WHAT TO WORK ON -> Copy out each line below that has the word "wydane" in it.

WORKING DATA ->
* Begin *
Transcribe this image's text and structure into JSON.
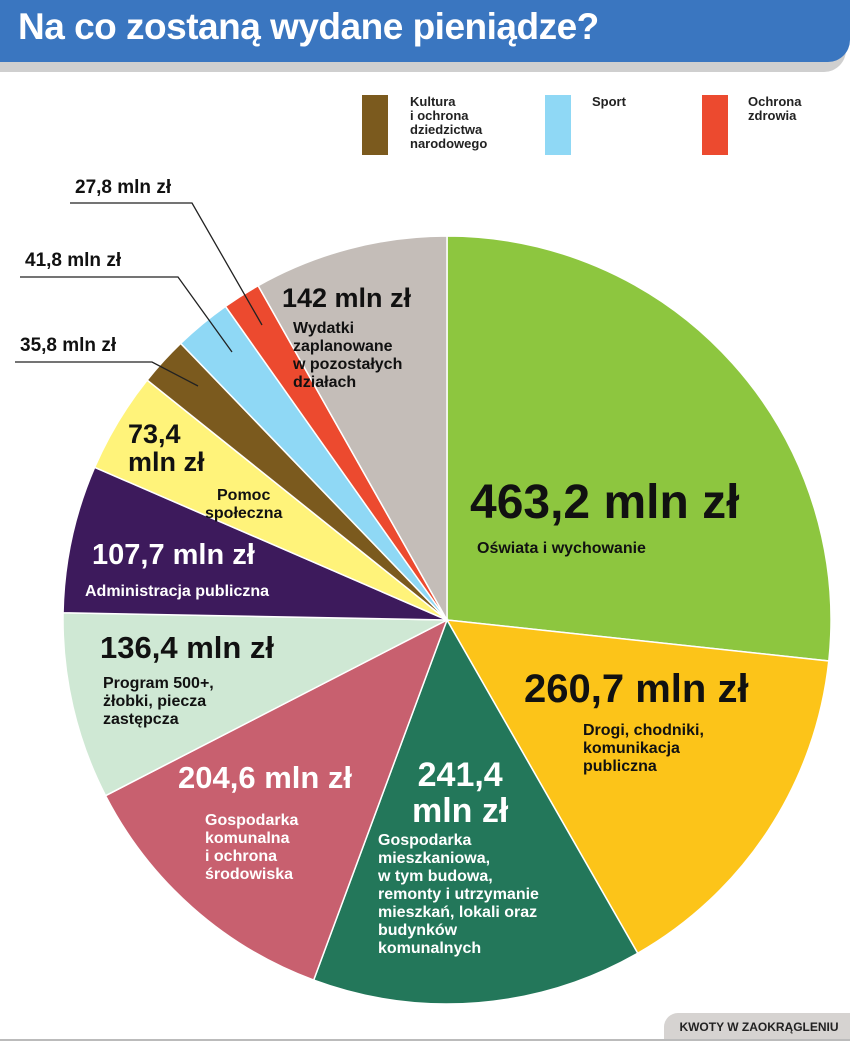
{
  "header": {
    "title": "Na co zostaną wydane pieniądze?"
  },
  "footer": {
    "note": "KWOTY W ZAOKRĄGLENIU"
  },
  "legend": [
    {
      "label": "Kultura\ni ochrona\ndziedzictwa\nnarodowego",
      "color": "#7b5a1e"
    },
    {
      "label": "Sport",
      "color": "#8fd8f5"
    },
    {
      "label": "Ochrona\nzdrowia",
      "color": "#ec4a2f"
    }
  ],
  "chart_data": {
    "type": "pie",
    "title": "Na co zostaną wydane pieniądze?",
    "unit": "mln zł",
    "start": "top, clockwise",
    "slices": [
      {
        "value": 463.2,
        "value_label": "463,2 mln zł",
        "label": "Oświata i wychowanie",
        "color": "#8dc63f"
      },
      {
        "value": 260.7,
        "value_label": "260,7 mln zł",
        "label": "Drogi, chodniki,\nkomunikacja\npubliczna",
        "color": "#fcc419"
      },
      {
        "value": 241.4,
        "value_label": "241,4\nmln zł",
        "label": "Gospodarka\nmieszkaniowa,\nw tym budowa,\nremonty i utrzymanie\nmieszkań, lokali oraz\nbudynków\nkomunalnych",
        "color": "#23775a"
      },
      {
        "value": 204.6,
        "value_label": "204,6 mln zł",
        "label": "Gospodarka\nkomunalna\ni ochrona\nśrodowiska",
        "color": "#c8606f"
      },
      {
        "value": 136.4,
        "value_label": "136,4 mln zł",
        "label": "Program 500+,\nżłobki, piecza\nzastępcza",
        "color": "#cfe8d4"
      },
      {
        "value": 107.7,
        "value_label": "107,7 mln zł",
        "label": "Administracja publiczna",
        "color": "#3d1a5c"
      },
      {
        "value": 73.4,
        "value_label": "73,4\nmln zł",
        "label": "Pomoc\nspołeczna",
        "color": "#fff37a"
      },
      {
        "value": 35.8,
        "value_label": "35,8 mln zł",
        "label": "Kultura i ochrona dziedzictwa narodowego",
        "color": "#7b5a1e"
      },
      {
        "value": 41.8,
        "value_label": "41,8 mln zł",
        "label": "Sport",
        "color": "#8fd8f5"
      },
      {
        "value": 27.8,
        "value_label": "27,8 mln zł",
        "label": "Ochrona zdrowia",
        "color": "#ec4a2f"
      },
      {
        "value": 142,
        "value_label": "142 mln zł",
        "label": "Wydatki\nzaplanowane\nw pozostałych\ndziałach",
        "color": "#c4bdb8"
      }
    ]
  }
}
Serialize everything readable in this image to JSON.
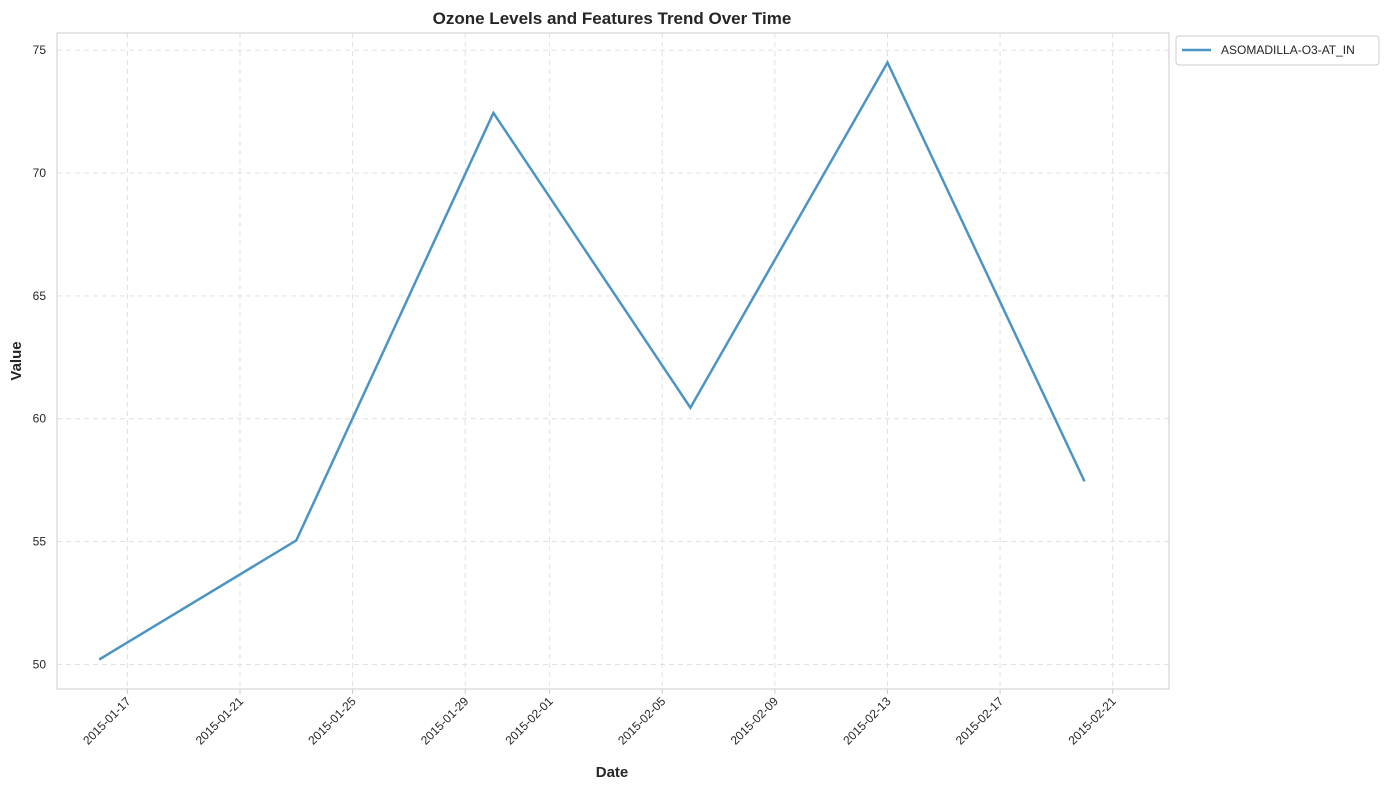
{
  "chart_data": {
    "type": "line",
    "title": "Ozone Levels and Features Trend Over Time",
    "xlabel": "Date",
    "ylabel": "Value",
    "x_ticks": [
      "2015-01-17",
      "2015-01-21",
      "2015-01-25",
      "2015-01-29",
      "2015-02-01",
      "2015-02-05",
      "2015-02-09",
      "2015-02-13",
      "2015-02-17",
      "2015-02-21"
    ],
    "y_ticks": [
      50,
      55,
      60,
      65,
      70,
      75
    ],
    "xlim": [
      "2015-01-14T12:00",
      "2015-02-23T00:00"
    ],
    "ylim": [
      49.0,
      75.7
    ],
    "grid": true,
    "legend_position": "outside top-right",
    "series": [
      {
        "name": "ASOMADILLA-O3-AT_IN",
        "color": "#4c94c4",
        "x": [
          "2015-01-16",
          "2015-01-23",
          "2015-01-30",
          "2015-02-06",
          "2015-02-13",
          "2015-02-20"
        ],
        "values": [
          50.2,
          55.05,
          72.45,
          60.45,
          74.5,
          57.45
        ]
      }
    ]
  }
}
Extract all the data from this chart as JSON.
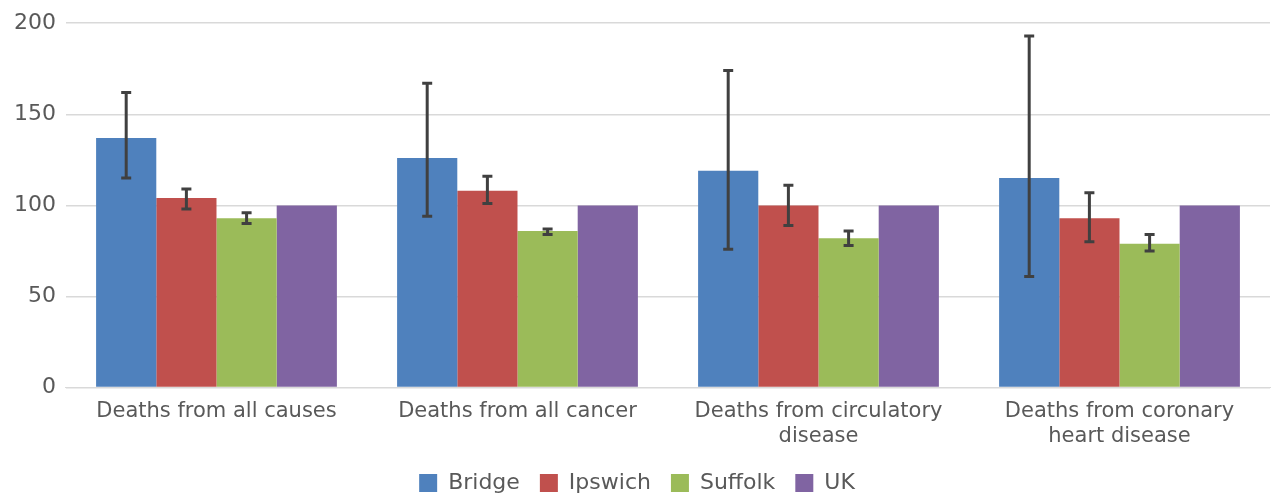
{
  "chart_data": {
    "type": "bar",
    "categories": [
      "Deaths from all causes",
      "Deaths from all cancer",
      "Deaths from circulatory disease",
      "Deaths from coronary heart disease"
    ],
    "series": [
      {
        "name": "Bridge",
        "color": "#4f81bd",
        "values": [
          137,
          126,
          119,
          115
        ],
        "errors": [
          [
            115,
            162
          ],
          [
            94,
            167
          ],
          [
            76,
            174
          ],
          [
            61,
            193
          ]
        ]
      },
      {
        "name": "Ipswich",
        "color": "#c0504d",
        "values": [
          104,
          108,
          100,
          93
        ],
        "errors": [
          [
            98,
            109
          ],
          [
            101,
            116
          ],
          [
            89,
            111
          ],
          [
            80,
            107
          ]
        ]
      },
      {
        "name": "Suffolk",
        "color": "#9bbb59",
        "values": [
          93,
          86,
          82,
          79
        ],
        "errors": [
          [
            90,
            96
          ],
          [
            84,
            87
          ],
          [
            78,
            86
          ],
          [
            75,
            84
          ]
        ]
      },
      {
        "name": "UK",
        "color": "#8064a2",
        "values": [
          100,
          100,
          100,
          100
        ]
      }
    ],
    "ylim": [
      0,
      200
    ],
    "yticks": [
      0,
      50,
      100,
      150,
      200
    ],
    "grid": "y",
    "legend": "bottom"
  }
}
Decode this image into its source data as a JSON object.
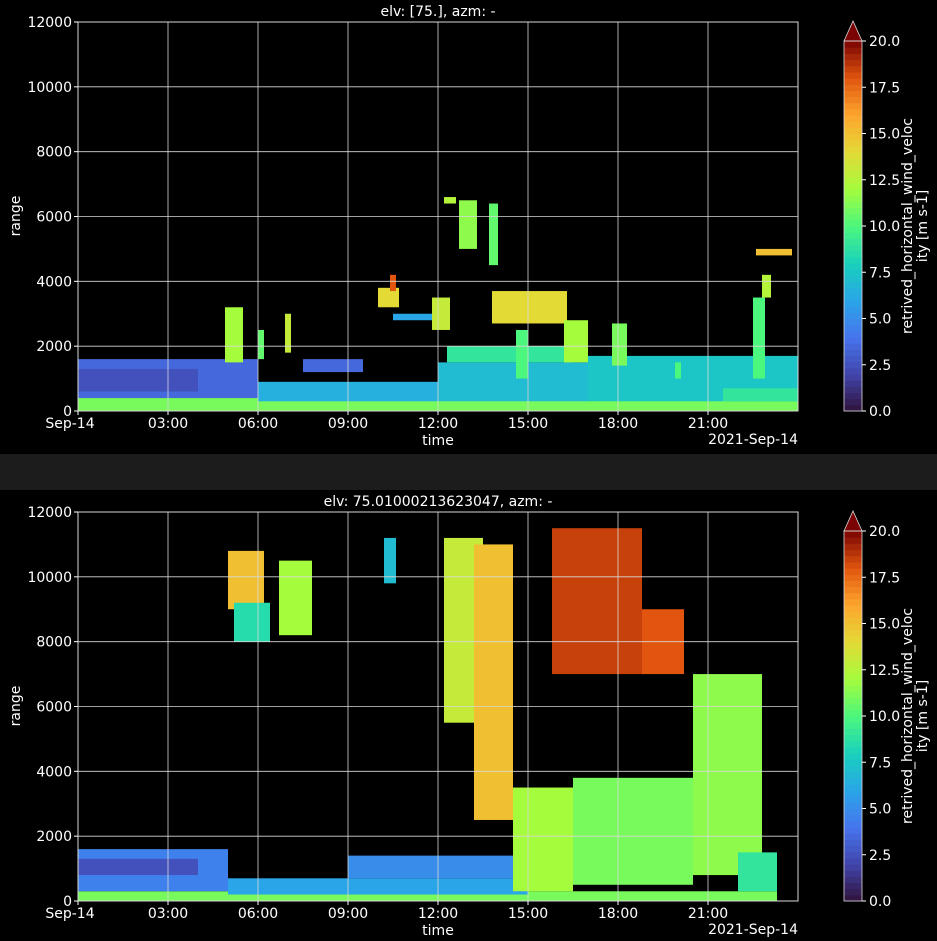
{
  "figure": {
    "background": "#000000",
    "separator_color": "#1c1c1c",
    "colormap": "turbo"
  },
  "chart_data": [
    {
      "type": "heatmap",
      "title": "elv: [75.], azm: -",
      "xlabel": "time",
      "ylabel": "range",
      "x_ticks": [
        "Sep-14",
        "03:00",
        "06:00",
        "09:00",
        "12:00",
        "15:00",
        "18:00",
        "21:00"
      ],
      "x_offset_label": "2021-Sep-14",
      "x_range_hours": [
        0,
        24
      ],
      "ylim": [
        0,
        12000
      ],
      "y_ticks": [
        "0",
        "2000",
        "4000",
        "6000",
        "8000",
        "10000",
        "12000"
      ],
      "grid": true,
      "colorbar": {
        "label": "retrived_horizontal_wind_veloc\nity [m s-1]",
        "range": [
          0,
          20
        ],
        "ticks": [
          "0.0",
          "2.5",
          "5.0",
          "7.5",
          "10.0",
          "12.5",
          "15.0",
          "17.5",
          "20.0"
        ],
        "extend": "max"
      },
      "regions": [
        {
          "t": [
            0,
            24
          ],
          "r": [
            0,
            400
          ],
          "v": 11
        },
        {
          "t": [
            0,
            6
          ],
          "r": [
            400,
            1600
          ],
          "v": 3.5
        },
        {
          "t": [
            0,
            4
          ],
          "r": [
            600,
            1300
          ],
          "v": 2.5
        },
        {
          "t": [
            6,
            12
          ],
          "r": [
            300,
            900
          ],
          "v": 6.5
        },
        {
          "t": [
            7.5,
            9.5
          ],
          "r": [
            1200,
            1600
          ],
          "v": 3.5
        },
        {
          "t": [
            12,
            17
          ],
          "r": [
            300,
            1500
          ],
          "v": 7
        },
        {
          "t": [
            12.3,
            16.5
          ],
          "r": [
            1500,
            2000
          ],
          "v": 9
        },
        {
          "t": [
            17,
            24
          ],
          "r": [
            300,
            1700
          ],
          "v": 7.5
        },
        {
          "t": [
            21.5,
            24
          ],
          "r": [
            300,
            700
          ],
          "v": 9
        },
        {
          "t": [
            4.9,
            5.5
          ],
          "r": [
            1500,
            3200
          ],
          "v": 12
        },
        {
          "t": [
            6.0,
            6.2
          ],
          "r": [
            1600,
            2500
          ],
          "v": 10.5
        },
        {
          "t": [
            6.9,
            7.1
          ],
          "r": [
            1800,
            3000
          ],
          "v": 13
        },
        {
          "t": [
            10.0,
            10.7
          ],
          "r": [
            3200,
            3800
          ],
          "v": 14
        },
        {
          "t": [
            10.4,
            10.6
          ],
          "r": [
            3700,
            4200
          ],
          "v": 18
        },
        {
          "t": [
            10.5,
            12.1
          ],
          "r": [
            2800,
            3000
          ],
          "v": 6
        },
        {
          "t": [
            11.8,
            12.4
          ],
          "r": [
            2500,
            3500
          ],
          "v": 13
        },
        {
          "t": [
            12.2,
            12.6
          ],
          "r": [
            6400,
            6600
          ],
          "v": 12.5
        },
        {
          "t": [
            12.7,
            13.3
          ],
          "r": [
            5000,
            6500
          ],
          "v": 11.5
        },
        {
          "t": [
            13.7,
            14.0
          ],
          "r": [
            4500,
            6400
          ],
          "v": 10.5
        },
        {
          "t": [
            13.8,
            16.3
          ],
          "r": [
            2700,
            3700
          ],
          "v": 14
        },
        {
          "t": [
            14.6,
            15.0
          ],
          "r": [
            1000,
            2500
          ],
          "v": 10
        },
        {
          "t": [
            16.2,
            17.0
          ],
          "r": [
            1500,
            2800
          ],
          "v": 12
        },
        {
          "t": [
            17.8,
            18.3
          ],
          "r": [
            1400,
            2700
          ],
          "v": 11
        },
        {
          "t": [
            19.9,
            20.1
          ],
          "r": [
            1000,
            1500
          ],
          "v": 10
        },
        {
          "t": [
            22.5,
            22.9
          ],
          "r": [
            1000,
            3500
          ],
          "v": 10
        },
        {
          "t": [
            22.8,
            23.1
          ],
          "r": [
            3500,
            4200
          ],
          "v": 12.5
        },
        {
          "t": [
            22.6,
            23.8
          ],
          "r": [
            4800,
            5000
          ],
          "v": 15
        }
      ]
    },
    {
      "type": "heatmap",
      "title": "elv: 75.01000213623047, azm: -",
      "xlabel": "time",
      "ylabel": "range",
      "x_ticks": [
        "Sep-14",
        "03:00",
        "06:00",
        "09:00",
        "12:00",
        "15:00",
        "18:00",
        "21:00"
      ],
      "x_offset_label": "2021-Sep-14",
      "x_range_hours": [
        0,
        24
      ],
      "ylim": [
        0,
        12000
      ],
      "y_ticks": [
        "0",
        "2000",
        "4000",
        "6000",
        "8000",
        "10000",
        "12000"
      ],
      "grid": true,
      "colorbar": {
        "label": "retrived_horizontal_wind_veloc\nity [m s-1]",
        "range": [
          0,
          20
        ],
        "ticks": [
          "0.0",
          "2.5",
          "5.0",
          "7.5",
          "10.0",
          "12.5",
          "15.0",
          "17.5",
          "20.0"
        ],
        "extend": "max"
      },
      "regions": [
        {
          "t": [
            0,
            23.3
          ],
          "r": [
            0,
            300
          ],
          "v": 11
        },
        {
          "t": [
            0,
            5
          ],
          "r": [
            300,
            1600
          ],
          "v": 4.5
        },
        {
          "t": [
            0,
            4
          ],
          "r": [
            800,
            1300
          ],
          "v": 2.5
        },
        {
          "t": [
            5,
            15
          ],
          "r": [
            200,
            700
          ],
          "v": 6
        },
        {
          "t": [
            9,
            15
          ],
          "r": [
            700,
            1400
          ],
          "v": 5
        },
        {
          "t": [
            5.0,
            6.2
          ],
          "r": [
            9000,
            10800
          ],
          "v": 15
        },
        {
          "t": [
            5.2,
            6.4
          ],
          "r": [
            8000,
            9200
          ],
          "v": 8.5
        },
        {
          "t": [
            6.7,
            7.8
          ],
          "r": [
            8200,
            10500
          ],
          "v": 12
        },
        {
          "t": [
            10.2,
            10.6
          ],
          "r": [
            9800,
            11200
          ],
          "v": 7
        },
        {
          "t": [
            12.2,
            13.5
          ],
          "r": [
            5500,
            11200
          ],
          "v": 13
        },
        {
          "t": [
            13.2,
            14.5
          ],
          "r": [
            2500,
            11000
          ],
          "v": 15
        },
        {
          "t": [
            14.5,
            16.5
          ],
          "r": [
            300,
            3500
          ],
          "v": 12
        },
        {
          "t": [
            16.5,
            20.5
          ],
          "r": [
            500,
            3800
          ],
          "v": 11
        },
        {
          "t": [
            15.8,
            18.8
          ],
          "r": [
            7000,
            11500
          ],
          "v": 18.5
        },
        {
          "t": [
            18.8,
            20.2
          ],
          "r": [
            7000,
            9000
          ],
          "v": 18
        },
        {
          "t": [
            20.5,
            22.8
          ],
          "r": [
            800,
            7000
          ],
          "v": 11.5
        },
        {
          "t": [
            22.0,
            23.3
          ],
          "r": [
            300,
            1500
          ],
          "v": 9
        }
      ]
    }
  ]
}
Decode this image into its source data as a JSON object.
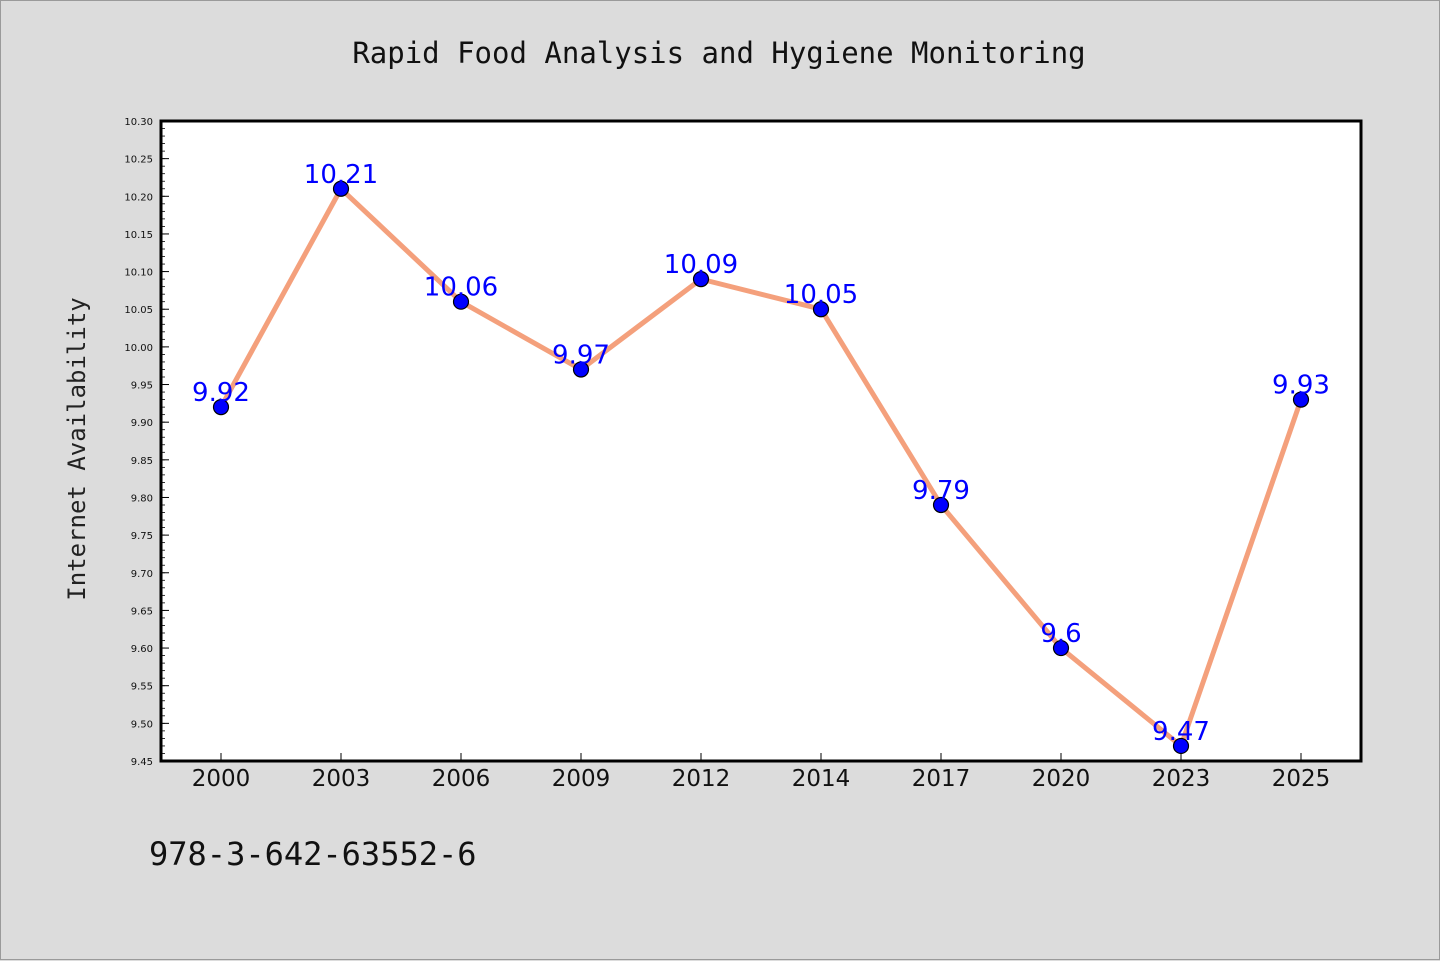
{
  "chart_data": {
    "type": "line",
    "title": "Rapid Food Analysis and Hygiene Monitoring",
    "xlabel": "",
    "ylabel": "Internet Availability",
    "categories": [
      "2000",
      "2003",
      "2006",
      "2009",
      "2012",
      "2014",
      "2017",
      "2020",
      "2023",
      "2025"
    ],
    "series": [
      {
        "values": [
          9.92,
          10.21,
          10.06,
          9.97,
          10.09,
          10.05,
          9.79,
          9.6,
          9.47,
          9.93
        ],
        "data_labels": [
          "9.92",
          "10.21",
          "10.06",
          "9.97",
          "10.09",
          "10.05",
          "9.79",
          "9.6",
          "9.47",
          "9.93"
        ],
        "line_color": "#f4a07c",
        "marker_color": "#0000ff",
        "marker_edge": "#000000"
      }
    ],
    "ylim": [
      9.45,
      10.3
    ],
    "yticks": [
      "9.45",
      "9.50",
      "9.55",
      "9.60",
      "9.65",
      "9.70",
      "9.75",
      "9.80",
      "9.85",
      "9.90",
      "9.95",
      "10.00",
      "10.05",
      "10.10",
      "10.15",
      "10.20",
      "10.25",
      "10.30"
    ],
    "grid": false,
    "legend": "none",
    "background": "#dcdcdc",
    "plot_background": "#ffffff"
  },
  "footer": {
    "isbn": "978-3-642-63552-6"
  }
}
* End *
SOLUTION TO THE EXERCISE ->
    "title": "Na co zostaną wydane pieniądze?"
    "title": "Na co zostaną wydane pieniądze?",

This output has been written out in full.